Record extracts:
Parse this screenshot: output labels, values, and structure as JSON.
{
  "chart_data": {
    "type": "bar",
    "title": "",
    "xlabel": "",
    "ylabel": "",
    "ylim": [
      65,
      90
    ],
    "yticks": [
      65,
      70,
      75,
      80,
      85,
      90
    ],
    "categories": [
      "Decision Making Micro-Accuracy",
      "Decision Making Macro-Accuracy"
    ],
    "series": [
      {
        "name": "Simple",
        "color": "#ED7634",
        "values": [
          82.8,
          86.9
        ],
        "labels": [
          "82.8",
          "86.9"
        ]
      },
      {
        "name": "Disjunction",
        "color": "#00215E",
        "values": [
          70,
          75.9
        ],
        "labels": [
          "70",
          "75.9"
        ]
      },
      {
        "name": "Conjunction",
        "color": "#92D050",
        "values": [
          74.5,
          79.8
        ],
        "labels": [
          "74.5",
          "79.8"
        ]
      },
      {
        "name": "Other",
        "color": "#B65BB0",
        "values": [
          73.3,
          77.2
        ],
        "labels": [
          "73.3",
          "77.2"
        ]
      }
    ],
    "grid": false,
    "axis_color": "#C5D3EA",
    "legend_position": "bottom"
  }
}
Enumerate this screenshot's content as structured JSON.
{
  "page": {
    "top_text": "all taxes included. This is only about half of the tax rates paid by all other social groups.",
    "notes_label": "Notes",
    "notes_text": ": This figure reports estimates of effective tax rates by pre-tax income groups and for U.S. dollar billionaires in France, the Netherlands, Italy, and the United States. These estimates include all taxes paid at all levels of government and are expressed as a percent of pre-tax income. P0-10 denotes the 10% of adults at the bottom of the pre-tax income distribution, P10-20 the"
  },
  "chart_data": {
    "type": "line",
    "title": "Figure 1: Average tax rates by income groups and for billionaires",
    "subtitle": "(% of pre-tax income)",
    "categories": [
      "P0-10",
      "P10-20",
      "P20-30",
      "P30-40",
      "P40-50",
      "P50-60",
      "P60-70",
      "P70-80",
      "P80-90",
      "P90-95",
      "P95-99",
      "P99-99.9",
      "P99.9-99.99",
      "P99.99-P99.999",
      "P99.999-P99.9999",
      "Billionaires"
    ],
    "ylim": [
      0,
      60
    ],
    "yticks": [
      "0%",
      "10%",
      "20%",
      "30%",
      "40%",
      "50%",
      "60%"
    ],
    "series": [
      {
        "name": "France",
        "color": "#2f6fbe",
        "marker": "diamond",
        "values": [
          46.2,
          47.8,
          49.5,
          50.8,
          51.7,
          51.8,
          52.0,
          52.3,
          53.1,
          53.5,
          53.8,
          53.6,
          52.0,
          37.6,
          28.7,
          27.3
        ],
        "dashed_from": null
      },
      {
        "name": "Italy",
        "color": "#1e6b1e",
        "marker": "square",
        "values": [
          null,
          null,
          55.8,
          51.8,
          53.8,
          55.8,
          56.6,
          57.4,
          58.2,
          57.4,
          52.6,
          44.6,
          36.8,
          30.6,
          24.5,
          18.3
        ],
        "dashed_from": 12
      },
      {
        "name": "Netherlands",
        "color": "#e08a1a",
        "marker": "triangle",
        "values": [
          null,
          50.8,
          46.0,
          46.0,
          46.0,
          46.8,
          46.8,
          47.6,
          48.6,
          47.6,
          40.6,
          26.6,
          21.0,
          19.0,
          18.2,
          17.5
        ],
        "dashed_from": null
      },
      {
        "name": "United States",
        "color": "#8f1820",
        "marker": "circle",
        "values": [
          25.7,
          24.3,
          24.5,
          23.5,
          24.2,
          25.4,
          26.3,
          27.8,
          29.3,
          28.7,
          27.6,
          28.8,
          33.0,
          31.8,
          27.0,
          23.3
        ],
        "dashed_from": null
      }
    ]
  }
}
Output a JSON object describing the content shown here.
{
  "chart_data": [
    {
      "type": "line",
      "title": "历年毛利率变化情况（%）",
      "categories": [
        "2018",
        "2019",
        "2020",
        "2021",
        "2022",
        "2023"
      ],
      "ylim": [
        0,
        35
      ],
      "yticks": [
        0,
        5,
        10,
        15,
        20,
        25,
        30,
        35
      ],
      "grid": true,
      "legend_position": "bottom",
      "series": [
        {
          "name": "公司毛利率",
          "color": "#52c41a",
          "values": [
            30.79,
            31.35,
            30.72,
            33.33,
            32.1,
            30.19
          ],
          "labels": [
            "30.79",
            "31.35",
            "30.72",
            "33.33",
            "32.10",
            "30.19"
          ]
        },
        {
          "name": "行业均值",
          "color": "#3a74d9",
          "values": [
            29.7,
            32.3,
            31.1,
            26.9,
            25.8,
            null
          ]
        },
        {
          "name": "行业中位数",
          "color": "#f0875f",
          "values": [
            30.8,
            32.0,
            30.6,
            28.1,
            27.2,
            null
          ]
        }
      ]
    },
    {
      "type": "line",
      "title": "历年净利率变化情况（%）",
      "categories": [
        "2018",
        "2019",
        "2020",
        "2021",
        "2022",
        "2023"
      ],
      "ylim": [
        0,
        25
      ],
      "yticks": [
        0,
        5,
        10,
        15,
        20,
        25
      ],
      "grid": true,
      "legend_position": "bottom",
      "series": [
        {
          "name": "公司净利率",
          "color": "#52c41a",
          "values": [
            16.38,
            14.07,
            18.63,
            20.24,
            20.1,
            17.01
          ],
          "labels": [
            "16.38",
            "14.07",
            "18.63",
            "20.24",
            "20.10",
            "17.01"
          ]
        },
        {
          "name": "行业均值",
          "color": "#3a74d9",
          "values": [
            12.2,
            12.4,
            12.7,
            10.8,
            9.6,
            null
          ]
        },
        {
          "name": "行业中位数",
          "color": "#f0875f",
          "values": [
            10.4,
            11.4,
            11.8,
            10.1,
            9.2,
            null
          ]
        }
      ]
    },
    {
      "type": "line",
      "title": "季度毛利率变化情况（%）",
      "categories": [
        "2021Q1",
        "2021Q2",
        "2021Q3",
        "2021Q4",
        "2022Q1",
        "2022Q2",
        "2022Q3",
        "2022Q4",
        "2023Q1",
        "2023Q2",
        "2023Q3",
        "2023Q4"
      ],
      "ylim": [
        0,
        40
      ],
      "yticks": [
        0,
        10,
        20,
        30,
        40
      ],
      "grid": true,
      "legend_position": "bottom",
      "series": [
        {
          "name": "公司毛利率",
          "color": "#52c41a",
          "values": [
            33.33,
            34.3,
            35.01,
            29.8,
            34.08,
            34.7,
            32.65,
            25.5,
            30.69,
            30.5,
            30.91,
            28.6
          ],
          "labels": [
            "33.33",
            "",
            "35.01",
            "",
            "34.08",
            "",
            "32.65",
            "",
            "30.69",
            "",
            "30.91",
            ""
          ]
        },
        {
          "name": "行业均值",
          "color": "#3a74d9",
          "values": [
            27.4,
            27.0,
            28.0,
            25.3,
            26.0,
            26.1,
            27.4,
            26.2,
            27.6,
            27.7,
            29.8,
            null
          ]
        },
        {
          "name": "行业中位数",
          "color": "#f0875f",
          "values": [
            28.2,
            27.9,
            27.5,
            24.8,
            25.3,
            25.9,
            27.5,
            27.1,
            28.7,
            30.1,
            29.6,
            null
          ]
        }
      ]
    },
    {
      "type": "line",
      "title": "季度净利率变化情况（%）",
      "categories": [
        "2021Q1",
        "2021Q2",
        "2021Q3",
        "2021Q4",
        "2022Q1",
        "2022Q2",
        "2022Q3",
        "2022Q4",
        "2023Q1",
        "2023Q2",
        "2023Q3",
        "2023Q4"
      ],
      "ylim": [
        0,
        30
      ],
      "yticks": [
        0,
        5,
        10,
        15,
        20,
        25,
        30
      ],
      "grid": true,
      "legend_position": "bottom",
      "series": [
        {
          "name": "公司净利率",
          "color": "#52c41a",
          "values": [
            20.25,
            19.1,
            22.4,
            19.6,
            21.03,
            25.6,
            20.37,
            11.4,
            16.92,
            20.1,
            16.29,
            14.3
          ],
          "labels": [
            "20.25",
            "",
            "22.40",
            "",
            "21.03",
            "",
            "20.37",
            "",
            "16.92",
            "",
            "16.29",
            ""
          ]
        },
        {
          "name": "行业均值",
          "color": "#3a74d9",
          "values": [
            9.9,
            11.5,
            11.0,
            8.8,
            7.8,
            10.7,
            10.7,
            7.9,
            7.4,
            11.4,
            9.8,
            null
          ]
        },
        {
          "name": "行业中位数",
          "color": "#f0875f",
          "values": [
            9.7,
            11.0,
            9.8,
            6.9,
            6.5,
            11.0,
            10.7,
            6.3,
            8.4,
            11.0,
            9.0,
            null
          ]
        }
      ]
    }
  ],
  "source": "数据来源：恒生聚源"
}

What is asked: Only lines with the word "France" should be collected from the material.

The solution:
    "notes_text": ": This figure reports estimates of effective tax rates by pre-tax income groups and for U.S. dollar billionaires in France, the Netherlands, Italy, and the United States. These estimates include all taxes paid at all levels of government and are expressed as a percent of pre-tax income. P0-10 denotes the 10% of adults at the bottom of the pre-tax income distribution, P10-20 the"
        "name": "France",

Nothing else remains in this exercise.